▸ Task statement: Locate all lines in the data below that hold "name" and show them.

[Data entries for graphics]
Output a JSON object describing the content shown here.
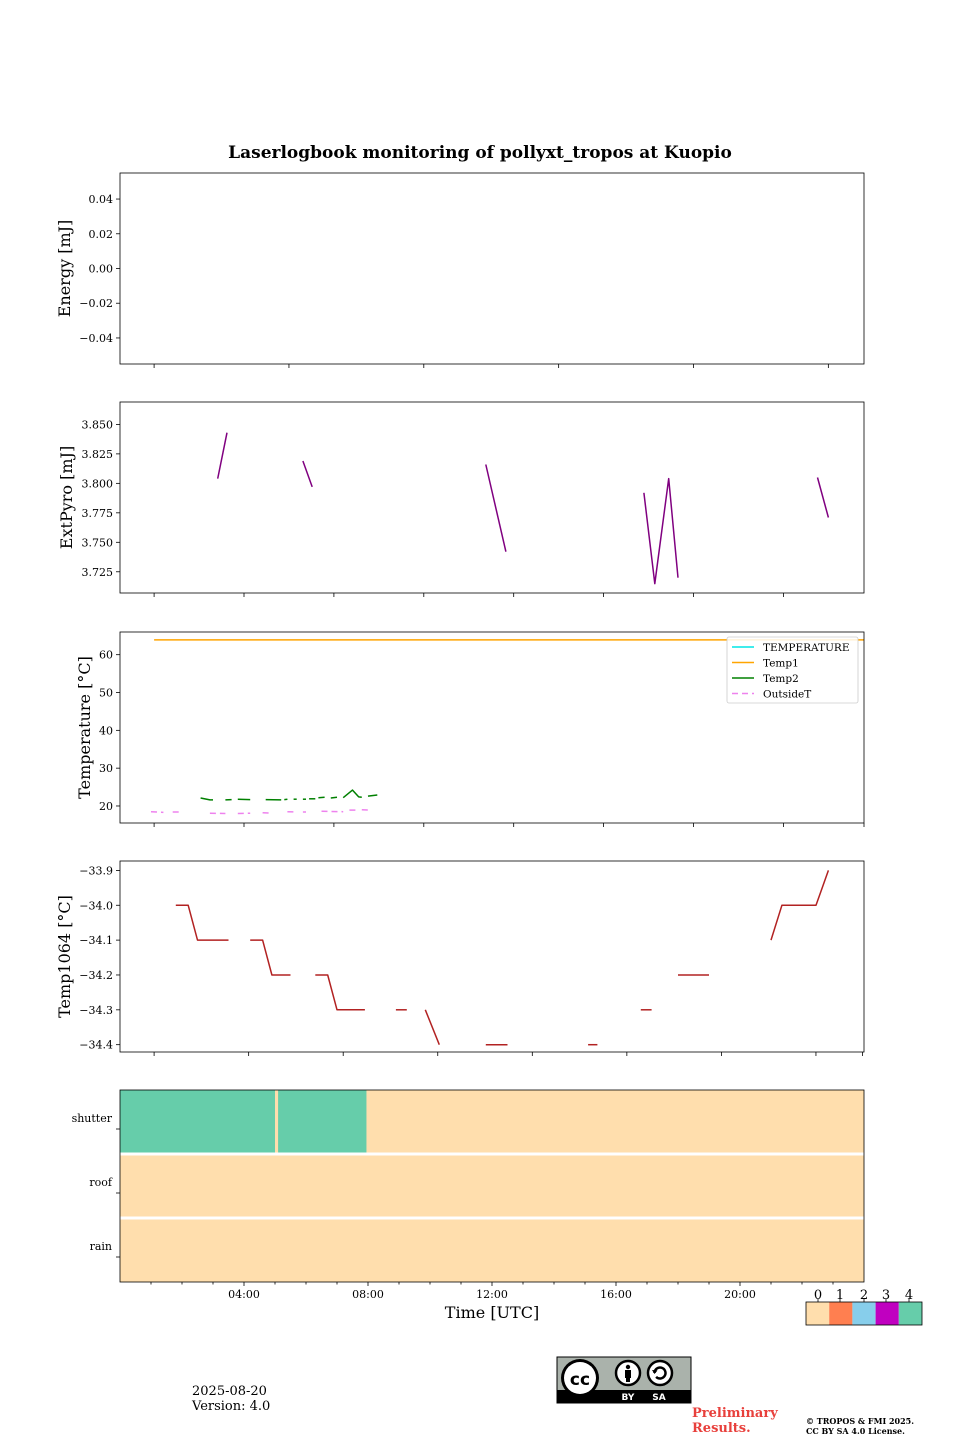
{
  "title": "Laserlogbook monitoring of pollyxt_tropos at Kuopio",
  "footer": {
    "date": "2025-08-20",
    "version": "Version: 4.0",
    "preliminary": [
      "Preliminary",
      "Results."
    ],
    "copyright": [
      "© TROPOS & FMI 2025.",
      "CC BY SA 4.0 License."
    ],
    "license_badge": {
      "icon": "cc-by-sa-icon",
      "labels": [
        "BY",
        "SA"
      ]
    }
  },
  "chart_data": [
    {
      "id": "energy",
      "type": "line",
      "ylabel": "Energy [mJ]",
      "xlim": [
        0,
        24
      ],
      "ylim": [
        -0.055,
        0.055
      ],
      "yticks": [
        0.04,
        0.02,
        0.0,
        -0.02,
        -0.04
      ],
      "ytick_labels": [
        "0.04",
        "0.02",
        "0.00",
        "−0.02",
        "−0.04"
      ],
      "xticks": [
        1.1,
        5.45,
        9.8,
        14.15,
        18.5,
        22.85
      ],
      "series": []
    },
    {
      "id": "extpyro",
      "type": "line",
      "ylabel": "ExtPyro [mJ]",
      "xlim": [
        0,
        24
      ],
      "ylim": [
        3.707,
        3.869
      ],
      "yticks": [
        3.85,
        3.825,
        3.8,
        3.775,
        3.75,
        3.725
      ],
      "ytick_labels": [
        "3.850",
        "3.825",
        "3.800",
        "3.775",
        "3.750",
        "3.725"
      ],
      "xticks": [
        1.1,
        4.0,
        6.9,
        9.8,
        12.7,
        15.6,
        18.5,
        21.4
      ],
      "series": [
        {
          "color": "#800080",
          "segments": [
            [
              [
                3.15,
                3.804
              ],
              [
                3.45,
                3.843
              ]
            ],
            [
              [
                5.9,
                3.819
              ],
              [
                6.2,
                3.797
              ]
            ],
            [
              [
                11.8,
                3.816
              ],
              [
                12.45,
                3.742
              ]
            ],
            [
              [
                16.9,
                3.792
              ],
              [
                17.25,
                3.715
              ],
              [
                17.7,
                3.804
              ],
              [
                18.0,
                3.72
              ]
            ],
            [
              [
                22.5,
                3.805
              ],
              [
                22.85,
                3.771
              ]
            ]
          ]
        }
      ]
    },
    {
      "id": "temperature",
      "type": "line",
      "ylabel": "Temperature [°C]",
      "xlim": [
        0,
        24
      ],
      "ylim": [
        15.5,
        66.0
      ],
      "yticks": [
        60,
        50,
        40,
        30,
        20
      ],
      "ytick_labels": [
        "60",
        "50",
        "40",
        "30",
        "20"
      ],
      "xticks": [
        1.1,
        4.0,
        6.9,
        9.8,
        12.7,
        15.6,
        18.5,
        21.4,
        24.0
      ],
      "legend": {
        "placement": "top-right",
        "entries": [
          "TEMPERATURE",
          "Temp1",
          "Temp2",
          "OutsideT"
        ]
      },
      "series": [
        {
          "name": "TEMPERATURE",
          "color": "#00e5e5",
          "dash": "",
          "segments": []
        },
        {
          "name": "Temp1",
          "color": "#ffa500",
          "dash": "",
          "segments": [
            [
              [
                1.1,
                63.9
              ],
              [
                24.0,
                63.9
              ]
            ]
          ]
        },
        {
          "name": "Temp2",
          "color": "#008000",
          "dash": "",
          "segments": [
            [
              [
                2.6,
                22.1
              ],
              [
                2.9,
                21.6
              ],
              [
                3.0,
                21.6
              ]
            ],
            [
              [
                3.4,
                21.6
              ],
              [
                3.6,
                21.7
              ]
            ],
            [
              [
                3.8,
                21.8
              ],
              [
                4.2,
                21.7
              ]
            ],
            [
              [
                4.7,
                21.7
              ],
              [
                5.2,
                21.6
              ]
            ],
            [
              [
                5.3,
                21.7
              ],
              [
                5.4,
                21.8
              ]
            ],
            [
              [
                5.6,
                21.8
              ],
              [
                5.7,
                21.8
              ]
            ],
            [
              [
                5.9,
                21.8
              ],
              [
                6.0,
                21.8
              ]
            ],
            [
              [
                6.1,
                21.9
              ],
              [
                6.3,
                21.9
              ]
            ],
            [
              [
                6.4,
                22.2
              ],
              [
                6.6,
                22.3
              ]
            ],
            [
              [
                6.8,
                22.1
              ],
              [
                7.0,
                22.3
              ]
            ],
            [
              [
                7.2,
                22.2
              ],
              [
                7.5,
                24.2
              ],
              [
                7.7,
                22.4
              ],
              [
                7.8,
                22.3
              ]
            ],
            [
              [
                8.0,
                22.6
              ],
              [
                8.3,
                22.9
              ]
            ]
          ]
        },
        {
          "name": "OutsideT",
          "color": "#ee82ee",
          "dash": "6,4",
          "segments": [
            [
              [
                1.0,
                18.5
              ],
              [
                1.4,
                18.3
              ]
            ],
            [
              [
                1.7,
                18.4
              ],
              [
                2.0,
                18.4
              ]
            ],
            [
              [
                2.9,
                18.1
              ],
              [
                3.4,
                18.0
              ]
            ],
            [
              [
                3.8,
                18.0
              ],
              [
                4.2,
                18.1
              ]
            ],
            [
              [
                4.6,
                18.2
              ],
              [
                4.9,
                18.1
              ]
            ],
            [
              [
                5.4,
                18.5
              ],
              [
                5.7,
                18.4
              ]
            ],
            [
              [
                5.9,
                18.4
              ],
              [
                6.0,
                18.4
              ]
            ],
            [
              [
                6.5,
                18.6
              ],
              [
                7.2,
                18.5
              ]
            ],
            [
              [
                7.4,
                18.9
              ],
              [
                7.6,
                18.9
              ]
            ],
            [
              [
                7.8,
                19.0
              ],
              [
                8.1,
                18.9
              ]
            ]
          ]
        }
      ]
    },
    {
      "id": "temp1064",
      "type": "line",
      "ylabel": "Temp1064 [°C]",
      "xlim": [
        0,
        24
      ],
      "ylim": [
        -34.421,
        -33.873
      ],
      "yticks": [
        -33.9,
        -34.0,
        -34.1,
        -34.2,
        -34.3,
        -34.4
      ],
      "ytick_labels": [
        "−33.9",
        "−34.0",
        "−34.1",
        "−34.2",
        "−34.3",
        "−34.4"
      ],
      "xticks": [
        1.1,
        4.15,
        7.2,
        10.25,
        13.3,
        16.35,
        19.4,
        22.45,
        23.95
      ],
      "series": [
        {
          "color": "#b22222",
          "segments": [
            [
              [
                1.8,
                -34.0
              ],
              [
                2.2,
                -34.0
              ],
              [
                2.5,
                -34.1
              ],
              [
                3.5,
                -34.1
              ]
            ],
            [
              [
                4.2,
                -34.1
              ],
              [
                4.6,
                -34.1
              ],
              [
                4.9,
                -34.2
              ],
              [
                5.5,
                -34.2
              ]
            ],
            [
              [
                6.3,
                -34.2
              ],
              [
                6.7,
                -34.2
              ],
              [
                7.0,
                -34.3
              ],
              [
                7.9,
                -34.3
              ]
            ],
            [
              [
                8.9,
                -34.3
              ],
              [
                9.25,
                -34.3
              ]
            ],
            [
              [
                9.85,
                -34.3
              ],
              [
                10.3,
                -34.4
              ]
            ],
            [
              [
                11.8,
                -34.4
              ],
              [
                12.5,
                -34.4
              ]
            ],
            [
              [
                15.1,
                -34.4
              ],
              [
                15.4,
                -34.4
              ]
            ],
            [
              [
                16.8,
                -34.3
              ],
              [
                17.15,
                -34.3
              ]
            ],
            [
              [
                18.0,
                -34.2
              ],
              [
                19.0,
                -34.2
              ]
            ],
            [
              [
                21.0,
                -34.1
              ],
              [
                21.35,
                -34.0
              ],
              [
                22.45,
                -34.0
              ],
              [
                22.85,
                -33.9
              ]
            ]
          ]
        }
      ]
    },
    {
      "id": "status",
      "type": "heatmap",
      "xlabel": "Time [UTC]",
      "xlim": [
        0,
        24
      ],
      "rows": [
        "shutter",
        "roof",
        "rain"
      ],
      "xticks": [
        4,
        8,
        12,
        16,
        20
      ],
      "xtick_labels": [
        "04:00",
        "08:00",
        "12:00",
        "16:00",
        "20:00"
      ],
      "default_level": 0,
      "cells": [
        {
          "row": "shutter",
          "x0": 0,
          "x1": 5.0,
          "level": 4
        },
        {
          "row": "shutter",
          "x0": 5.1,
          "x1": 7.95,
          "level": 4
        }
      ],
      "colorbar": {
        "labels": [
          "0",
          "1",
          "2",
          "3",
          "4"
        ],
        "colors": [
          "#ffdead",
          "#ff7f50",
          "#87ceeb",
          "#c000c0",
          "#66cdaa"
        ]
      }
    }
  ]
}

▸ Written answer:
          "name": "TEMPERATURE",
          "name": "Temp1",
          "name": "Temp2",
          "name": "OutsideT",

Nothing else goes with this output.